WHAT IS REQUIRED -
Scan the material for the word "территории", and copy each line where it shows up.

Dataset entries
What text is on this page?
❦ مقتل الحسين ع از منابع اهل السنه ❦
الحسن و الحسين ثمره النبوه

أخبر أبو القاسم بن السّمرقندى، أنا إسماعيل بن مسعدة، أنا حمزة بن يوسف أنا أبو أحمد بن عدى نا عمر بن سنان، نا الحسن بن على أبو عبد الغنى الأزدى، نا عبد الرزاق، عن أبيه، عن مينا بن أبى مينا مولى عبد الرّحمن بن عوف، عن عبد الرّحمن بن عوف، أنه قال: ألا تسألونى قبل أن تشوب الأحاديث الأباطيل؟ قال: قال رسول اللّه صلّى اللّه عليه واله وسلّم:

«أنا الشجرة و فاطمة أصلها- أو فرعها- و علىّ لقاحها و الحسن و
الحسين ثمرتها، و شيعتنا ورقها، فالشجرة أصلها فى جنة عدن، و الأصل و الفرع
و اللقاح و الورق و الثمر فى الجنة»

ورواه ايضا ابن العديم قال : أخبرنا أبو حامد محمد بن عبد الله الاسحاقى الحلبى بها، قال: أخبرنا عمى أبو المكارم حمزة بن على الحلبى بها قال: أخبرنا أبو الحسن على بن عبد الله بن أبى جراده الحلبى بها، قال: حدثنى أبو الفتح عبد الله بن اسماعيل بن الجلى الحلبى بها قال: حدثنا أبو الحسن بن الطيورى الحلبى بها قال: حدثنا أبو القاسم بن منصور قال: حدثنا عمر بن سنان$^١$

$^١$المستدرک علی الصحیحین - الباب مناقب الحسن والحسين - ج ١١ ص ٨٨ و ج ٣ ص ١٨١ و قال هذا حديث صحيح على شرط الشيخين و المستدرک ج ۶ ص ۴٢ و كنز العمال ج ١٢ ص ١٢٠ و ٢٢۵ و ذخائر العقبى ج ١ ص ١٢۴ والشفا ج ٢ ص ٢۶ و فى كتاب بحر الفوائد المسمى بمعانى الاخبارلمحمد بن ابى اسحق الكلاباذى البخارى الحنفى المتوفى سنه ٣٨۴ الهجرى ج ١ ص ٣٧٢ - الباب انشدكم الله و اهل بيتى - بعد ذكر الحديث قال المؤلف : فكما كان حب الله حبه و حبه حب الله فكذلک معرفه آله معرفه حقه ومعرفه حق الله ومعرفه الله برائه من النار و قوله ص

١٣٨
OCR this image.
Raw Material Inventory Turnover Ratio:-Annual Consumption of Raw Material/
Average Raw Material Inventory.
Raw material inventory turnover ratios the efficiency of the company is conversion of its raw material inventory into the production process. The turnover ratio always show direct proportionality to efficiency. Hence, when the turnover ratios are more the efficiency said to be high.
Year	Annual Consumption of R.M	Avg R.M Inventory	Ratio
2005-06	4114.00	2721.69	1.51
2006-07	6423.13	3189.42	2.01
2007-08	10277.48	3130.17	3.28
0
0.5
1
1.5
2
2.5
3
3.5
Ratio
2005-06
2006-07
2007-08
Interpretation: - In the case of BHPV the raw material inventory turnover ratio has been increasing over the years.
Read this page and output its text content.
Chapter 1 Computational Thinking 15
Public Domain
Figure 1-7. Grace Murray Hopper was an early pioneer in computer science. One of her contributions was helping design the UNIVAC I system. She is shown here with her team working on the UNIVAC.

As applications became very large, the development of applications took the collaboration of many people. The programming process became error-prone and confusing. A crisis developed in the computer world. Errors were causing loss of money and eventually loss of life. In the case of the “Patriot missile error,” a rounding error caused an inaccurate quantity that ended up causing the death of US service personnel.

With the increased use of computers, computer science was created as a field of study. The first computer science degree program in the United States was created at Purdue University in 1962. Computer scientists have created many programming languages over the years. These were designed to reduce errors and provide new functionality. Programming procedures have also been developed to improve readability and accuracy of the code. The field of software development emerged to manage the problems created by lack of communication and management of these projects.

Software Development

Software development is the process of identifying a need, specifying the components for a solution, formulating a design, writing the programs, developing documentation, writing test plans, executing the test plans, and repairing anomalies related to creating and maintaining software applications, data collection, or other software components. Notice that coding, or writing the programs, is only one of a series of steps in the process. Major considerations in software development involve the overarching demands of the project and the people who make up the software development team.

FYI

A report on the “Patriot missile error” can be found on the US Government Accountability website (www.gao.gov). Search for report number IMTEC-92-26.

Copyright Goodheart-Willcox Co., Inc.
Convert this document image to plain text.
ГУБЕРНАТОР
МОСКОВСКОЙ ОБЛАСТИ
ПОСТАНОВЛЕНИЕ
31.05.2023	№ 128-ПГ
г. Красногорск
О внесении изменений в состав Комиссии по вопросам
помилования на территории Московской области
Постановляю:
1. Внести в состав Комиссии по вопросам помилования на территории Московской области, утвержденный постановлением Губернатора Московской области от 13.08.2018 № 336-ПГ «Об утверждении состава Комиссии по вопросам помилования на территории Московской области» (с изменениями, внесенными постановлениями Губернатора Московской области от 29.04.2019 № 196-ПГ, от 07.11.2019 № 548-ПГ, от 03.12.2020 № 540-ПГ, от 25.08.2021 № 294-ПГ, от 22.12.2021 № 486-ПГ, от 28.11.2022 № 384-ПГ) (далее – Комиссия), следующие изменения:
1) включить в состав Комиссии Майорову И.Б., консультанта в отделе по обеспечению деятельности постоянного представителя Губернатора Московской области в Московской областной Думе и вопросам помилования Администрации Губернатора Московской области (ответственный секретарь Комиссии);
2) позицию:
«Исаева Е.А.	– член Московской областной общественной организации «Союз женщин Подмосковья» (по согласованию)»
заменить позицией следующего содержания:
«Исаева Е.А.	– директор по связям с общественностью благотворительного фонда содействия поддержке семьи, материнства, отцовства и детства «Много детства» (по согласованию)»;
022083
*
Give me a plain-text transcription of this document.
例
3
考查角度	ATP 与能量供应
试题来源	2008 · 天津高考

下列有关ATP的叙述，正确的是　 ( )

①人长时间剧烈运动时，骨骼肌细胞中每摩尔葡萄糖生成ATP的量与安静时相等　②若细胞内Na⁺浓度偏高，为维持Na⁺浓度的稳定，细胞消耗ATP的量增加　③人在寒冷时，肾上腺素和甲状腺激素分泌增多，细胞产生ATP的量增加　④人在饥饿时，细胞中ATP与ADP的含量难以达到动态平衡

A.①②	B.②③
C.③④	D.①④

TASK RESULT -
помилования на территории Московской области
1. Внести в состав Комиссии по вопросам помилования на территории Московской области, утвержденный постановлением Губернатора Московской области от 13.08.2018 № 336-ПГ «Об утверждении состава Комиссии по вопросам помилования на территории Московской области» (с изменениями, внесенными постановлениями Губернатора Московской области от 29.04.2019 № 196-ПГ, от 07.11.2019 № 548-ПГ, от 03.12.2020 № 540-ПГ, от 25.08.2021 № 294-ПГ, от 22.12.2021 № 486-ПГ, от 28.11.2022 № 384-ПГ) (далее – Комиссия), следующие изменения:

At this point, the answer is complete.